## EXTRAIT RETENU
Car monsieur Severini a fait un peu de tout: du cubisme, du pointillisme, du divisionisme, du futurisme, du néo-classicisme, et surement quelques autres mouvements artistiques de l’époque. Au moins, on ne s’ennuie pas à cette exposition!
La sélection d’œuvres est très intéressante, elles sont toutes plus belles les unes que les autres, mais le commissaire a été nettement moins doué pour les titres des tableaux: entre les fautes d’italien et les titres du type « Expansion sphérique de la lumière centripède et centrifuge. Simultanéisme » (centripède? la lumière a les pieds en dedans? Décidément, dans le milieu de l’histoire de l’art, à défaut d’avoir une quelconque culture scientifique, ils pourraient au moins faire l’effort d’ouvrir un dictionnaire et de trouver le mot centripète), on a un peu l’impression d’une scénographie bâclée. C’est dommage.
Les danseuses divisionistes de Severini font penser à des femmes en mouvement qui se regarderaient dans un miroir brisé. On est loin des danseuses de Degas. Ici tout bouge. Comme un mécanisme un peu fou.
Ses tableaux pointillistes, qui rappellent un peu Signac, ne sont pas particulièrement accrocheurs.
En revanche, son avancée vers de plus en plus d’abstraction offre au spectateur un feu d’artifice de couleurs et des titres sous forme d’équations farfelues de type danseuse=mer ou danseuse+mer=bouquet de fleurs
Au début de la première guerre mondiale, il réalise un certain nombre de tableaux ayant pour thème la guerre. Il s’agit avant tout d’exprimer « l’idée » de la guerre, et pas d’en fait un rendu réaliste. Les mots écrits envahissent la toile, et prolongent les armes et leurs projectiles dans le très célèbre tableau « canons en action » (vous avez dû le croiser dans vos livres d’histoire).

## DONNÉES FOURNIES
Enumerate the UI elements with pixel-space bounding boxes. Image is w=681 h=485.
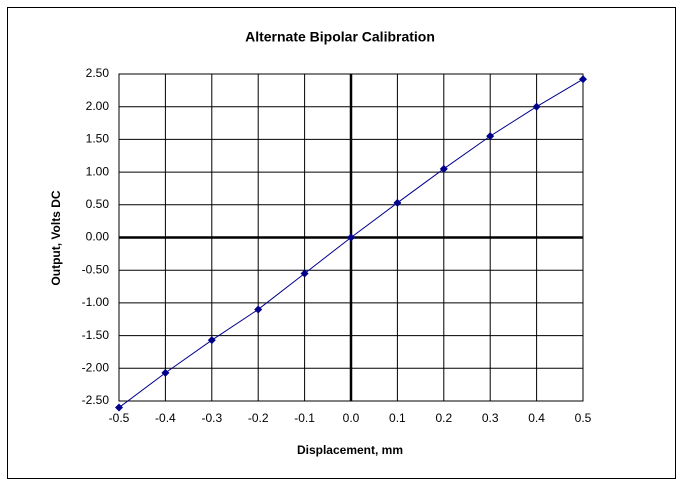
point-marker [300, 269, 309, 278]
y-tick-label: 1.00 [86, 164, 110, 178]
point-marker [161, 368, 170, 377]
point-marker [254, 305, 263, 314]
chart-title: Alternate Bipolar Calibration [245, 29, 435, 45]
point-marker [207, 336, 216, 345]
x-tick-label: -0.2 [248, 411, 269, 425]
point-marker [347, 233, 355, 242]
y-tick-label: 2.00 [86, 99, 110, 113]
x-tick-label: 0.3 [482, 411, 499, 425]
point-marker [115, 403, 123, 412]
y-tick-label: -1.50 [82, 328, 110, 342]
y-tick-label: 1.50 [86, 132, 110, 146]
x-tick-label: -0.1 [294, 411, 315, 425]
y-axis-title: Output, Volts DC [49, 190, 63, 285]
x-tick-label: -0.4 [155, 411, 176, 425]
y-tick-label: -2.50 [82, 393, 110, 407]
y-tick-label: -0.50 [82, 262, 110, 276]
y-tick-label: 0.00 [86, 230, 110, 244]
y-tick-label: -1.00 [82, 295, 110, 309]
x-tick-label: 0.4 [528, 411, 545, 425]
point-marker [579, 75, 587, 84]
x-tick-label: 0.5 [575, 411, 592, 425]
x-tick-label: -0.3 [201, 411, 222, 425]
y-tick-label: 0.50 [86, 197, 110, 211]
x-tick-label: 0.2 [435, 411, 452, 425]
x-axis-title: Displacement, mm [297, 443, 403, 457]
y-tick-label: -2.00 [82, 360, 110, 374]
point-marker [393, 198, 402, 207]
x-tick-label: 0.0 [343, 411, 360, 425]
x-tick-label: -0.5 [109, 411, 130, 425]
point-marker [439, 164, 448, 173]
point-marker [486, 132, 495, 141]
y-tick-label: 2.50 [86, 66, 110, 80]
x-tick-label: 0.1 [389, 411, 406, 425]
point-marker [532, 102, 541, 111]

## ACTIONS REQUISES
- a) Disposez sous forme de liste JSON de chaînes, à raison d'une chaîne par ligne et sans lignes vides, la partie des lignes de données qui s'ouvre sur la ligne contenant « point-marker [300, 269, 309, 278] » et se ferme sur celle contenant « point-marker [347, 233, 355, 242] », ces deux bornes incluses.
- b) Reprenez l'extrait sur Severini à la suite de sa dernière phrase et poursuivez-en la rédaction.
Les lignes de données n'ont aucun rapport avec l'extrait sur Severini.

## RÉSULTATS PAR TÂCHE
- a)
[
  "point-marker [300, 269, 309, 278]",
  "y-tick-label: 1.00 [86, 164, 110, 178]",
  "point-marker [161, 368, 170, 377]",
  "point-marker [254, 305, 263, 314]",
  "chart-title: Alternate Bipolar Calibration [245, 29, 435, 45]",
  "point-marker [207, 336, 216, 345]",
  "x-tick-label: -0.2 [248, 411, 269, 425]",
  "point-marker [347, 233, 355, 242]"
]

- b)
Notez que le tableau est en français. Pourtant Gino Severini est italien (comme son nom le suggère) mais il a beaucoup vécu à Paris où il déclare « être né intellectuellement et spirituellement ».
Après cette période futuriste, il a un période cubiste. Severini a choisi un cubisme coloré et parfois ludique. Son portrait de Paul Fort (écrivain et beau-père de l’artiste), avec la moustache en poils collée sur le tableau m’a semblé une idée vraiment enthousiasmante.
Mais après s’être bien amusé, Gino s’est assagi. Il a fait un grand virage vers le classicisme. Adieu couleurs flamboyantes, abstraction orphique à le Delaunay et autres caractéristiques jubilatoires de sa peinture. Les valeurs souveraines (la femme au foyer qui pond des marmots?) sont revenues en force.
Les grands portraits famille des années trente ne font pas rêver. En tout cas pas sur le bonheur des Severini. Même si je préfère la touche du peintre dans ces peintures moins lisses que celles de la période néo-classique, on sent que la jeunesse, l’énergie, la couleur, l’espoir, le mouvement, tout est derrière lui. C’est un brin lugubre comme note de fin.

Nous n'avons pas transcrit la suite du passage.